*Work to do:*
Copy the data word for word, keeping every line.

*Given records:*
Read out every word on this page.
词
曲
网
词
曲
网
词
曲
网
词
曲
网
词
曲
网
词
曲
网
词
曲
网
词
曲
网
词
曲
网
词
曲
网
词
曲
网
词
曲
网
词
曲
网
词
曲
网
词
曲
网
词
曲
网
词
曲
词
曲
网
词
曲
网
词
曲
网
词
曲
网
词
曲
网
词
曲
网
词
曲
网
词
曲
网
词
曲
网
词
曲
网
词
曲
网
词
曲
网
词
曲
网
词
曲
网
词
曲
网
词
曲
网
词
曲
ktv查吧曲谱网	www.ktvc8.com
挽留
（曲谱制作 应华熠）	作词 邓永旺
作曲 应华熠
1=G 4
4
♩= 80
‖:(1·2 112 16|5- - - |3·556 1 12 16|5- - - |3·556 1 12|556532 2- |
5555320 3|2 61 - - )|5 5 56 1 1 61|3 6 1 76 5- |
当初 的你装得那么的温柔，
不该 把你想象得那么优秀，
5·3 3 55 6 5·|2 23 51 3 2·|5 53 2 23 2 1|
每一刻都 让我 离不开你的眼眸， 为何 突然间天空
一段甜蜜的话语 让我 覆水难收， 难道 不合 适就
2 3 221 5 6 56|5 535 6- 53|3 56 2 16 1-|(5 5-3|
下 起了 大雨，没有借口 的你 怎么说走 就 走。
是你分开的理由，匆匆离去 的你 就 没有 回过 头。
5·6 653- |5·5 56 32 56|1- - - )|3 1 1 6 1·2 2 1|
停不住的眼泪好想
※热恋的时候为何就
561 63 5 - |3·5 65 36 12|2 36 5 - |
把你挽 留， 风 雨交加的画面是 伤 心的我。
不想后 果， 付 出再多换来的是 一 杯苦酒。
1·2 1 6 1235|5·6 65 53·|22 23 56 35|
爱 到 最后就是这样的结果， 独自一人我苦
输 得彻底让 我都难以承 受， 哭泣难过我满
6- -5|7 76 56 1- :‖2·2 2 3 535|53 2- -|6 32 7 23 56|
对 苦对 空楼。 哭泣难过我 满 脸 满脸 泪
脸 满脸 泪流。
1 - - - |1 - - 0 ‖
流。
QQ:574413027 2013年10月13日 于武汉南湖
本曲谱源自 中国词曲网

*Written answer:*
Read out every word on this page.
词
曲
网
词
曲
网
词
曲
网
词
曲
网
词
曲
网
词
曲
网
词
曲
网
词
曲
网
词
曲
网
词
曲
网
词
曲
网
词
曲
网
词
曲
网
词
曲
网
词
曲
网
词
曲
网
词
曲
词
曲
网
词
曲
网
词
曲
网
词
曲
网
词
曲
网
词
曲
网
词
曲
网
词
曲
网
词
曲
网
词
曲
网
词
曲
网
词
曲
网
词
曲
网
词
曲
网
词
曲
网
词
曲
网
词
曲
ktv查吧曲谱网	www.ktvc8.com
挽留
（曲谱制作 应华熠）	作词 邓永旺
作曲 应华熠
1=G 4
4
♩= 80
‖:(1·2 112 16|5- - - |3·556 1 12 16|5- - - |3·556 1 12|556532 2- |
5555320 3|2 61 - - )|5 5 56 1 1 61|3 6 1 76 5- |
当初 的你装得那么的温柔，
不该 把你想象得那么优秀，
5·3 3 55 6 5·|2 23 51 3 2·|5 53 2 23 2 1|
每一刻都 让我 离不开你的眼眸， 为何 突然间天空
一段甜蜜的话语 让我 覆水难收， 难道 不合 适就
2 3 221 5 6 56|5 535 6- 53|3 56 2 16 1-|(5 5-3|
下 起了 大雨，没有借口 的你 怎么说走 就 走。
是你分开的理由，匆匆离去 的你 就 没有 回过 头。
5·6 653- |5·5 56 32 56|1- - - )|3 1 1 6 1·2 2 1|
停不住的眼泪好想
※热恋的时候为何就
561 63 5 - |3·5 65 36 12|2 36 5 - |
把你挽 留， 风 雨交加的画面是 伤 心的我。
不想后 果， 付 出再多换来的是 一 杯苦酒。
1·2 1 6 1235|5·6 65 53·|22 23 56 35|
爱 到 最后就是这样的结果， 独自一人我苦
输 得彻底让 我都难以承 受， 哭泣难过我满
6- -5|7 76 56 1- :‖2·2 2 3 535|53 2- -|6 32 7 23 56|
对 苦对 空楼。 哭泣难过我 满 脸 满脸 泪
脸 满脸 泪流。
1 - - - |1 - - 0 ‖
流。
QQ:574413027 2013年10月13日 于武汉南湖
本曲谱源自 中国词曲网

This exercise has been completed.